GIVEN PROBLEM: All the data must come back unchanged, except that pictures are left out.

── EXERCISE DATA ──

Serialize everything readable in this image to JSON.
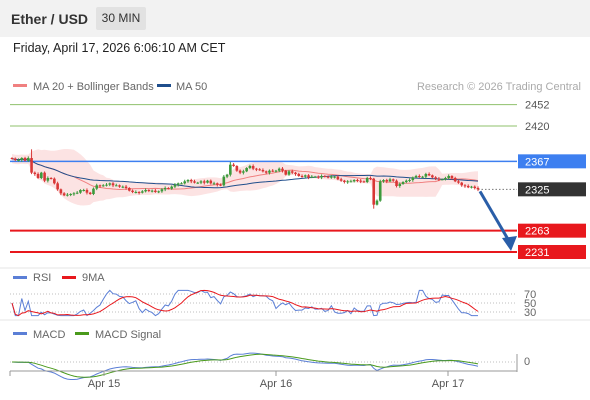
{
  "header": {
    "title": "Ether / USD",
    "timeframe": "30 MIN"
  },
  "date_text": "Friday, April 17, 2026 6:06:10 AM CET",
  "legend": {
    "bands": "MA 20 + Bollinger Bands",
    "ma50": "MA 50"
  },
  "copyright": "Research © 2026 Trading Central",
  "colors": {
    "bands": "#f08080",
    "ma50": "#1f4e8c",
    "up": "#3c9a3c",
    "down": "#d93636",
    "resistance_green": "#8fc16b",
    "pivot_blue": "#3d7ff0",
    "support_red": "#e8181d",
    "last_price": "#333333",
    "arrow": "#2a5ea8"
  },
  "chart_data": [
    {
      "type": "candlestick",
      "title": "Ether / USD",
      "x_ticks": [
        "Apr 15",
        "Apr 16",
        "Apr 17"
      ],
      "ylim": [
        2222,
        2462
      ],
      "levels": [
        {
          "value": 2452,
          "label": "2452",
          "kind": "resistance"
        },
        {
          "value": 2420,
          "label": "2420",
          "kind": "resistance"
        },
        {
          "value": 2367,
          "label": "2367",
          "kind": "pivot"
        },
        {
          "value": 2325,
          "label": "2325",
          "kind": "last"
        },
        {
          "value": 2263,
          "label": "2263",
          "kind": "support"
        },
        {
          "value": 2231,
          "label": "2231",
          "kind": "support"
        }
      ],
      "close": [
        2371,
        2369,
        2369,
        2372,
        2368,
        2372,
        2350,
        2348,
        2342,
        2350,
        2338,
        2342,
        2341,
        2334,
        2325,
        2319,
        2316,
        2317,
        2318,
        2319,
        2320,
        2324,
        2324,
        2320,
        2318,
        2326,
        2331,
        2330,
        2331,
        2332,
        2334,
        2331,
        2331,
        2329,
        2329,
        2327,
        2323,
        2321,
        2321,
        2320,
        2322,
        2324,
        2323,
        2323,
        2321,
        2322,
        2325,
        2327,
        2326,
        2329,
        2332,
        2334,
        2334,
        2337,
        2339,
        2337,
        2335,
        2335,
        2337,
        2335,
        2338,
        2334,
        2334,
        2332,
        2331,
        2344,
        2347,
        2362,
        2360,
        2353,
        2350,
        2352,
        2357,
        2360,
        2356,
        2355,
        2354,
        2352,
        2350,
        2353,
        2352,
        2353,
        2356,
        2353,
        2347,
        2352,
        2350,
        2348,
        2345,
        2344,
        2346,
        2343,
        2344,
        2344,
        2343,
        2345,
        2344,
        2343,
        2344,
        2344,
        2340,
        2338,
        2336,
        2337,
        2337,
        2339,
        2338,
        2337,
        2336,
        2342,
        2341,
        2302,
        2308,
        2337,
        2339,
        2337,
        2340,
        2338,
        2330,
        2333,
        2336,
        2338,
        2339,
        2343,
        2345,
        2344,
        2344,
        2348,
        2346,
        2343,
        2341,
        2340,
        2340,
        2342,
        2345,
        2342,
        2337,
        2335,
        2331,
        2330,
        2328,
        2329,
        2327,
        2325
      ],
      "rsi": {
        "levels": [
          70,
          50,
          30
        ],
        "ma_label": "9MA",
        "label": "RSI"
      },
      "macd": {
        "label": "MACD",
        "signal_label": "MACD Signal",
        "zero_label": "0"
      }
    }
  ],
  "panels": {
    "rsi_legend": "RSI",
    "rsi_ma_legend": "9MA",
    "rsi_70": "70",
    "rsi_50": "50",
    "rsi_30": "30",
    "macd_legend": "MACD",
    "macd_signal_legend": "MACD Signal",
    "macd_zero": "0"
  }
}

───

THE RESULT:
Serialize everything readable in this image to JSON.
{
  "header": {
    "title": "Ether / USD",
    "timeframe": "30 MIN"
  },
  "date_text": "Friday, April 17, 2026 6:06:10 AM CET",
  "legend": {
    "bands": "MA 20 + Bollinger Bands",
    "ma50": "MA 50"
  },
  "copyright": "Research © 2026 Trading Central",
  "colors": {
    "bands": "#f08080",
    "ma50": "#1f4e8c",
    "up": "#3c9a3c",
    "down": "#d93636",
    "resistance_green": "#8fc16b",
    "pivot_blue": "#3d7ff0",
    "support_red": "#e8181d",
    "last_price": "#333333",
    "arrow": "#2a5ea8"
  },
  "chart_data": [
    {
      "type": "candlestick",
      "title": "Ether / USD",
      "x_ticks": [
        "Apr 15",
        "Apr 16",
        "Apr 17"
      ],
      "ylim": [
        2222,
        2462
      ],
      "levels": [
        {
          "value": 2452,
          "label": "2452",
          "kind": "resistance"
        },
        {
          "value": 2420,
          "label": "2420",
          "kind": "resistance"
        },
        {
          "value": 2367,
          "label": "2367",
          "kind": "pivot"
        },
        {
          "value": 2325,
          "label": "2325",
          "kind": "last"
        },
        {
          "value": 2263,
          "label": "2263",
          "kind": "support"
        },
        {
          "value": 2231,
          "label": "2231",
          "kind": "support"
        }
      ],
      "close": [
        2371,
        2369,
        2369,
        2372,
        2368,
        2372,
        2350,
        2348,
        2342,
        2350,
        2338,
        2342,
        2341,
        2334,
        2325,
        2319,
        2316,
        2317,
        2318,
        2319,
        2320,
        2324,
        2324,
        2320,
        2318,
        2326,
        2331,
        2330,
        2331,
        2332,
        2334,
        2331,
        2331,
        2329,
        2329,
        2327,
        2323,
        2321,
        2321,
        2320,
        2322,
        2324,
        2323,
        2323,
        2321,
        2322,
        2325,
        2327,
        2326,
        2329,
        2332,
        2334,
        2334,
        2337,
        2339,
        2337,
        2335,
        2335,
        2337,
        2335,
        2338,
        2334,
        2334,
        2332,
        2331,
        2344,
        2347,
        2362,
        2360,
        2353,
        2350,
        2352,
        2357,
        2360,
        2356,
        2355,
        2354,
        2352,
        2350,
        2353,
        2352,
        2353,
        2356,
        2353,
        2347,
        2352,
        2350,
        2348,
        2345,
        2344,
        2346,
        2343,
        2344,
        2344,
        2343,
        2345,
        2344,
        2343,
        2344,
        2344,
        2340,
        2338,
        2336,
        2337,
        2337,
        2339,
        2338,
        2337,
        2336,
        2342,
        2341,
        2302,
        2308,
        2337,
        2339,
        2337,
        2340,
        2338,
        2330,
        2333,
        2336,
        2338,
        2339,
        2343,
        2345,
        2344,
        2344,
        2348,
        2346,
        2343,
        2341,
        2340,
        2340,
        2342,
        2345,
        2342,
        2337,
        2335,
        2331,
        2330,
        2328,
        2329,
        2327,
        2325
      ],
      "rsi": {
        "levels": [
          70,
          50,
          30
        ],
        "ma_label": "9MA",
        "label": "RSI"
      },
      "macd": {
        "label": "MACD",
        "signal_label": "MACD Signal",
        "zero_label": "0"
      }
    }
  ],
  "panels": {
    "rsi_legend": "RSI",
    "rsi_ma_legend": "9MA",
    "rsi_70": "70",
    "rsi_50": "50",
    "rsi_30": "30",
    "macd_legend": "MACD",
    "macd_signal_legend": "MACD Signal",
    "macd_zero": "0"
  }
}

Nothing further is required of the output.